■ **What you should do**: Leave out the pictures and copy everything else below exactly.

Begin

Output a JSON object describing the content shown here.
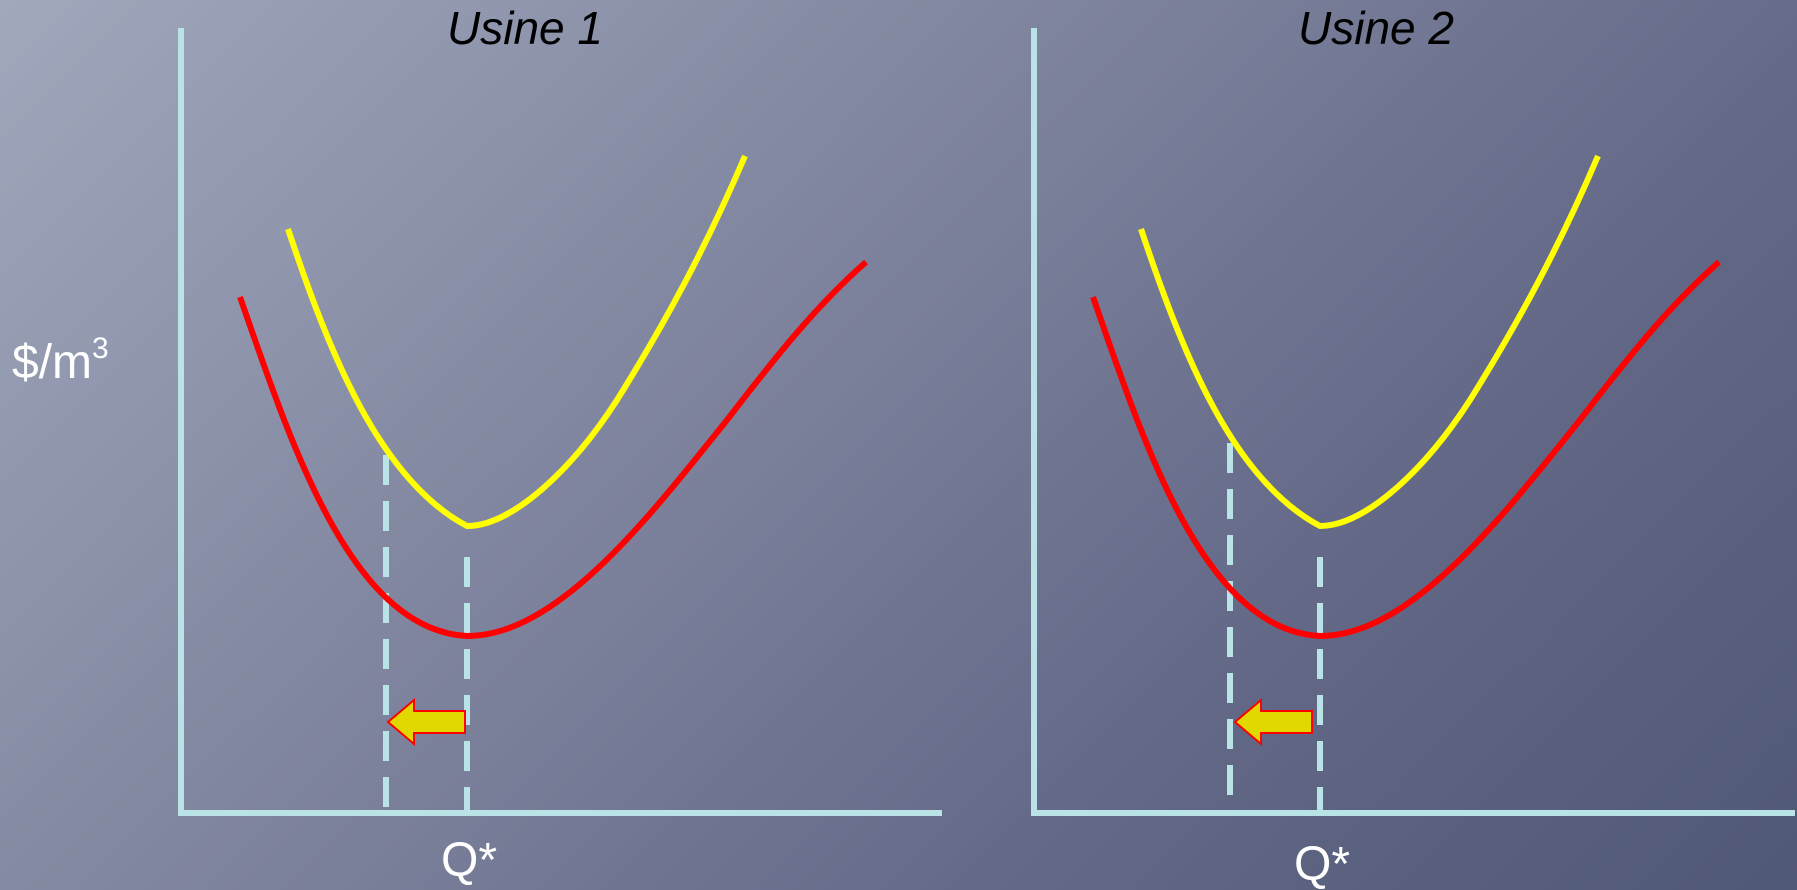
{
  "colors": {
    "axis": "#b9e3e6",
    "curve_upper": "#ffff00",
    "curve_lower": "#ff0000",
    "arrow_fill": "#e0d800",
    "arrow_stroke": "#ff0000"
  },
  "y_axis_label": "$/m",
  "y_axis_label_sup": "3",
  "chart_data": [
    {
      "type": "line",
      "title": "Usine 1",
      "ylabel": "$/m3",
      "xtick_label": "Q*",
      "series": [
        {
          "color": "yellow",
          "min_x": 0.38,
          "min_y": 0.35
        },
        {
          "color": "red",
          "min_x": 0.38,
          "min_y": 0.22
        }
      ],
      "reference_lines": [
        {
          "x": 0.27,
          "style": "dashed"
        },
        {
          "x": 0.38,
          "style": "dashed"
        }
      ],
      "annotation": "arrow pointing left from second dashed line to first"
    },
    {
      "type": "line",
      "title": "Usine 2",
      "ylabel": "$/m3",
      "xtick_label": "Q*",
      "series": [
        {
          "color": "yellow",
          "min_x": 0.38,
          "min_y": 0.35
        },
        {
          "color": "red",
          "min_x": 0.38,
          "min_y": 0.22
        }
      ],
      "reference_lines": [
        {
          "x": 0.26,
          "style": "dashed"
        },
        {
          "x": 0.38,
          "style": "dashed"
        }
      ],
      "annotation": "arrow pointing left from second dashed line to first"
    }
  ]
}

End

■ **Response**:
Output a JSON object describing the content shown here.
{
  "colors": {
    "axis": "#b9e3e6",
    "curve_upper": "#ffff00",
    "curve_lower": "#ff0000",
    "arrow_fill": "#e0d800",
    "arrow_stroke": "#ff0000"
  },
  "y_axis_label": "$/m",
  "y_axis_label_sup": "3",
  "chart_data": [
    {
      "type": "line",
      "title": "Usine 1",
      "ylabel": "$/m3",
      "xtick_label": "Q*",
      "series": [
        {
          "color": "yellow",
          "min_x": 0.38,
          "min_y": 0.35
        },
        {
          "color": "red",
          "min_x": 0.38,
          "min_y": 0.22
        }
      ],
      "reference_lines": [
        {
          "x": 0.27,
          "style": "dashed"
        },
        {
          "x": 0.38,
          "style": "dashed"
        }
      ],
      "annotation": "arrow pointing left from second dashed line to first"
    },
    {
      "type": "line",
      "title": "Usine 2",
      "ylabel": "$/m3",
      "xtick_label": "Q*",
      "series": [
        {
          "color": "yellow",
          "min_x": 0.38,
          "min_y": 0.35
        },
        {
          "color": "red",
          "min_x": 0.38,
          "min_y": 0.22
        }
      ],
      "reference_lines": [
        {
          "x": 0.26,
          "style": "dashed"
        },
        {
          "x": 0.38,
          "style": "dashed"
        }
      ],
      "annotation": "arrow pointing left from second dashed line to first"
    }
  ]
}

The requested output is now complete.